Task instructions —
Pictures stay out of your copy, but everything else in the records below must be repeated exactly.

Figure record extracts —
+ + + +

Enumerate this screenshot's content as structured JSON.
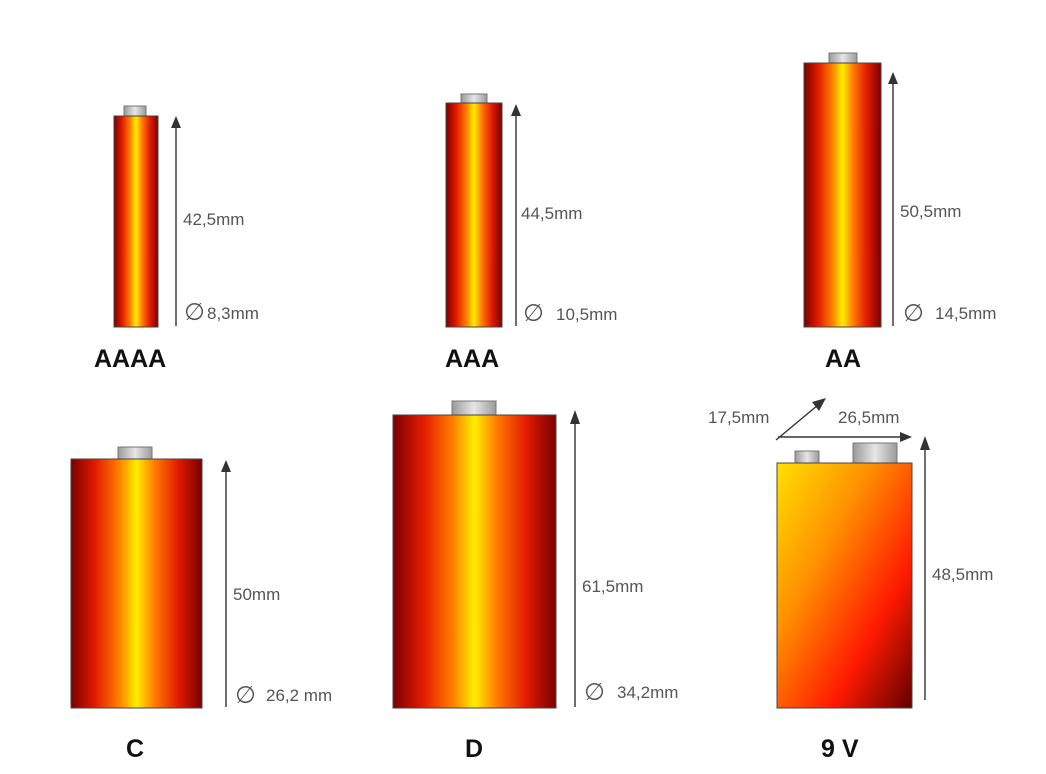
{
  "batteries": [
    {
      "name": "AAAA",
      "height": "42,5mm",
      "diameter": "8,3mm"
    },
    {
      "name": "AAA",
      "height": "44,5mm",
      "diameter": "10,5mm"
    },
    {
      "name": "AA",
      "height": "50,5mm",
      "diameter": "14,5mm"
    },
    {
      "name": "C",
      "height": "50mm",
      "diameter": "26,2 mm"
    },
    {
      "name": "D",
      "height": "61,5mm",
      "diameter": "34,2mm"
    }
  ],
  "nine_volt": {
    "name": "9 V",
    "height": "48,5mm",
    "depth": "17,5mm",
    "width": "26,5mm"
  },
  "diameter_symbol": "∅",
  "colors": {
    "cylinder_edge": "#8a0000",
    "cylinder_mid": "#ff2a00",
    "cylinder_center": "#ffee00",
    "terminal": "#c8c8c8"
  }
}
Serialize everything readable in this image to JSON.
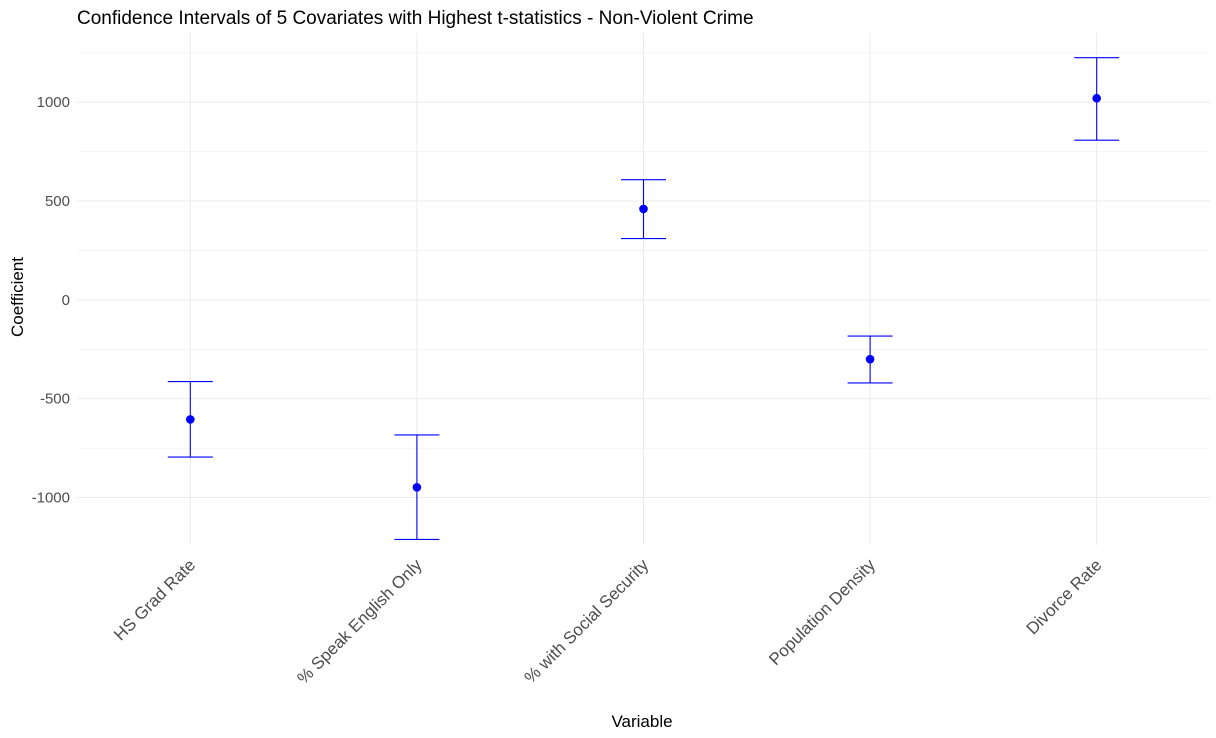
{
  "chart_data": {
    "type": "errorbar",
    "title": "Confidence Intervals of 5 Covariates with Highest t-statistics - Non-Violent Crime",
    "xlabel": "Variable",
    "ylabel": "Coefficient",
    "categories": [
      "HS Grad Rate",
      "% Speak English Only",
      "% with Social Security",
      "Population Density",
      "Divorce Rate"
    ],
    "estimates": [
      -605,
      -948,
      460,
      -300,
      1020
    ],
    "lower": [
      -795,
      -1212,
      310,
      -420,
      808
    ],
    "upper": [
      -413,
      -683,
      608,
      -183,
      1225
    ],
    "ylim": [
      -1240,
      1350
    ],
    "yticks": [
      -1000,
      -500,
      0,
      500,
      1000
    ],
    "ytick_labels": [
      "-1000",
      "-500",
      "0",
      "500",
      "1000"
    ],
    "grid": true,
    "color": "#0000ff"
  }
}
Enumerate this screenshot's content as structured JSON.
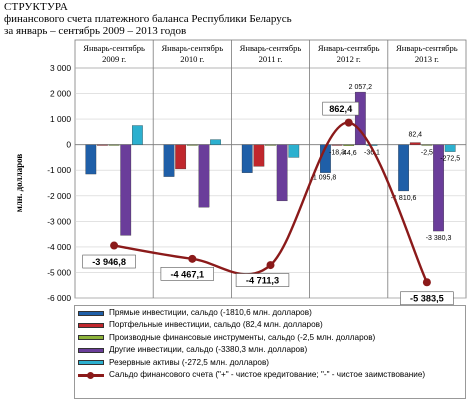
{
  "title": {
    "line1": "СТРУКТУРА",
    "line2": "финансового счета платежного баланса Республики Беларусь",
    "line3": "за январь – сентябрь 2009 – 2013 годов"
  },
  "colors": {
    "direct": "#1f5fa8",
    "portfolio": "#c0272d",
    "derivatives": "#8db33a",
    "other": "#6a3d9a",
    "reserve": "#2cb0cf",
    "balance": "#8b1a1a"
  },
  "chart_data": {
    "type": "bar",
    "title": "",
    "ylabel": "млн. долларов",
    "ylim": [
      -6000,
      3000
    ],
    "yticks": [
      3000,
      2000,
      1000,
      0,
      -1000,
      -2000,
      -3000,
      -4000,
      -5000,
      -6000
    ],
    "ytick_labels": [
      "3 000",
      "2 000",
      "1 000",
      "0",
      "-1 000",
      "-2 000",
      "-3 000",
      "-4 000",
      "-5 000",
      "-6 000"
    ],
    "grid": true,
    "categories": [
      {
        "line1": "Январь-сентябрь",
        "line2": "2009 г."
      },
      {
        "line1": "Январь-сентябрь",
        "line2": "2010 г."
      },
      {
        "line1": "Январь-сентябрь",
        "line2": "2011 г."
      },
      {
        "line1": "Январь-сентябрь",
        "line2": "2012 г."
      },
      {
        "line1": "Январь-сентябрь",
        "line2": "2013 г."
      }
    ],
    "series": [
      {
        "name": "Прямые инвестиции, сальдо (-1810,6 млн. долларов)",
        "key": "direct",
        "values": [
          -1150,
          -1250,
          -1100,
          -1095.8,
          -1810.6
        ]
      },
      {
        "name": "Портфельные инвестиции, сальдо (82,4 млн. долларов)",
        "key": "portfolio",
        "values": [
          -30,
          -950,
          -850,
          -18.3,
          82.4
        ]
      },
      {
        "name": "Производные финансовые инструменты, сальдо (-2,5 млн. долларов)",
        "key": "derivatives",
        "values": [
          -20,
          -20,
          -10,
          -44.6,
          -2.5
        ]
      },
      {
        "name": "Другие инвестиции, сальдо (-3380,3 млн. долларов)",
        "key": "other",
        "values": [
          -3550,
          -2450,
          -2200,
          2057.2,
          -3380.3
        ]
      },
      {
        "name": "Резервные активы (-272,5 млн. долларов)",
        "key": "reserve",
        "values": [
          750,
          200,
          -500,
          -36.1,
          -272.5
        ]
      }
    ],
    "bar_labels": [
      {
        "cat": 3,
        "series": 0,
        "text": "-1 095,8"
      },
      {
        "cat": 3,
        "series": 1,
        "text": "-18,3"
      },
      {
        "cat": 3,
        "series": 2,
        "text": "-44,6"
      },
      {
        "cat": 3,
        "series": 3,
        "text": "2 057,2"
      },
      {
        "cat": 3,
        "series": 4,
        "text": "-36,1"
      },
      {
        "cat": 4,
        "series": 0,
        "text": "-1 810,6"
      },
      {
        "cat": 4,
        "series": 1,
        "text": "82,4"
      },
      {
        "cat": 4,
        "series": 2,
        "text": "-2,5"
      },
      {
        "cat": 4,
        "series": 3,
        "text": "-3 380,3"
      },
      {
        "cat": 4,
        "series": 4,
        "text": "-272,5"
      }
    ],
    "line": {
      "name": "Сальдо финансового счета (\"+\" - чистое кредитование; \"-\" - чистое заимствование)",
      "values": [
        -3946.8,
        -4467.1,
        -4711.3,
        862.4,
        -5383.5
      ],
      "labels": [
        "-3 946,8",
        "-4 467,1",
        "-4 711,3",
        "862,4",
        "-5 383,5"
      ]
    }
  }
}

+ + + +

Answer for this exercise —
Enumerate this screenshot's content as structured JSON.
{
  "batteries": [
    {
      "name": "AAAA",
      "height": "42,5mm",
      "diameter": "8,3mm"
    },
    {
      "name": "AAA",
      "height": "44,5mm",
      "diameter": "10,5mm"
    },
    {
      "name": "AA",
      "height": "50,5mm",
      "diameter": "14,5mm"
    },
    {
      "name": "C",
      "height": "50mm",
      "diameter": "26,2 mm"
    },
    {
      "name": "D",
      "height": "61,5mm",
      "diameter": "34,2mm"
    }
  ],
  "nine_volt": {
    "name": "9 V",
    "height": "48,5mm",
    "depth": "17,5mm",
    "width": "26,5mm"
  },
  "diameter_symbol": "∅",
  "colors": {
    "cylinder_edge": "#8a0000",
    "cylinder_mid": "#ff2a00",
    "cylinder_center": "#ffee00",
    "terminal": "#c8c8c8"
  }
}
Serialize everything readable in this image to JSON.
{
  "chart_data": {
    "type": "errorbar",
    "title": "Confidence Intervals of 5 Covariates with Highest t-statistics - Non-Violent Crime",
    "xlabel": "Variable",
    "ylabel": "Coefficient",
    "categories": [
      "HS Grad Rate",
      "% Speak English Only",
      "% with Social Security",
      "Population Density",
      "Divorce Rate"
    ],
    "estimates": [
      -605,
      -948,
      460,
      -300,
      1020
    ],
    "lower": [
      -795,
      -1212,
      310,
      -420,
      808
    ],
    "upper": [
      -413,
      -683,
      608,
      -183,
      1225
    ],
    "ylim": [
      -1240,
      1350
    ],
    "yticks": [
      -1000,
      -500,
      0,
      500,
      1000
    ],
    "ytick_labels": [
      "-1000",
      "-500",
      "0",
      "500",
      "1000"
    ],
    "grid": true,
    "color": "#0000ff"
  }
}
Enumerate this screenshot's content as structured JSON.
{
  "title": {
    "line1": "СТРУКТУРА",
    "line2": "финансового счета платежного баланса Республики Беларусь",
    "line3": "за январь – сентябрь 2009 – 2013 годов"
  },
  "colors": {
    "direct": "#1f5fa8",
    "portfolio": "#c0272d",
    "derivatives": "#8db33a",
    "other": "#6a3d9a",
    "reserve": "#2cb0cf",
    "balance": "#8b1a1a"
  },
  "chart_data": {
    "type": "bar",
    "title": "",
    "ylabel": "млн. долларов",
    "ylim": [
      -6000,
      3000
    ],
    "yticks": [
      3000,
      2000,
      1000,
      0,
      -1000,
      -2000,
      -3000,
      -4000,
      -5000,
      -6000
    ],
    "ytick_labels": [
      "3 000",
      "2 000",
      "1 000",
      "0",
      "-1 000",
      "-2 000",
      "-3 000",
      "-4 000",
      "-5 000",
      "-6 000"
    ],
    "grid": true,
    "categories": [
      {
        "line1": "Январь-сентябрь",
        "line2": "2009 г."
      },
      {
        "line1": "Январь-сентябрь",
        "line2": "2010 г."
      },
      {
        "line1": "Январь-сентябрь",
        "line2": "2011 г."
      },
      {
        "line1": "Январь-сентябрь",
        "line2": "2012 г."
      },
      {
        "line1": "Январь-сентябрь",
        "line2": "2013 г."
      }
    ],
    "series": [
      {
        "name": "Прямые инвестиции, сальдо (-1810,6 млн. долларов)",
        "key": "direct",
        "values": [
          -1150,
          -1250,
          -1100,
          -1095.8,
          -1810.6
        ]
      },
      {
        "name": "Портфельные инвестиции, сальдо (82,4 млн. долларов)",
        "key": "portfolio",
        "values": [
          -30,
          -950,
          -850,
          -18.3,
          82.4
        ]
      },
      {
        "name": "Производные финансовые инструменты, сальдо (-2,5 млн. долларов)",
        "key": "derivatives",
        "values": [
          -20,
          -20,
          -10,
          -44.6,
          -2.5
        ]
      },
      {
        "name": "Другие инвестиции, сальдо (-3380,3 млн. долларов)",
        "key": "other",
        "values": [
          -3550,
          -2450,
          -2200,
          2057.2,
          -3380.3
        ]
      },
      {
        "name": "Резервные активы (-272,5 млн. долларов)",
        "key": "reserve",
        "values": [
          750,
          200,
          -500,
          -36.1,
          -272.5
        ]
      }
    ],
    "bar_labels": [
      {
        "cat": 3,
        "series": 0,
        "text": "-1 095,8"
      },
      {
        "cat": 3,
        "series": 1,
        "text": "-18,3"
      },
      {
        "cat": 3,
        "series": 2,
        "text": "-44,6"
      },
      {
        "cat": 3,
        "series": 3,
        "text": "2 057,2"
      },
      {
        "cat": 3,
        "series": 4,
        "text": "-36,1"
      },
      {
        "cat": 4,
        "series": 0,
        "text": "-1 810,6"
      },
      {
        "cat": 4,
        "series": 1,
        "text": "82,4"
      },
      {
        "cat": 4,
        "series": 2,
        "text": "-2,5"
      },
      {
        "cat": 4,
        "series": 3,
        "text": "-3 380,3"
      },
      {
        "cat": 4,
        "series": 4,
        "text": "-272,5"
      }
    ],
    "line": {
      "name": "Сальдо финансового счета (\"+\" - чистое кредитование; \"-\" - чистое заимствование)",
      "values": [
        -3946.8,
        -4467.1,
        -4711.3,
        862.4,
        -5383.5
      ],
      "labels": [
        "-3 946,8",
        "-4 467,1",
        "-4 711,3",
        "862,4",
        "-5 383,5"
      ]
    }
  }
}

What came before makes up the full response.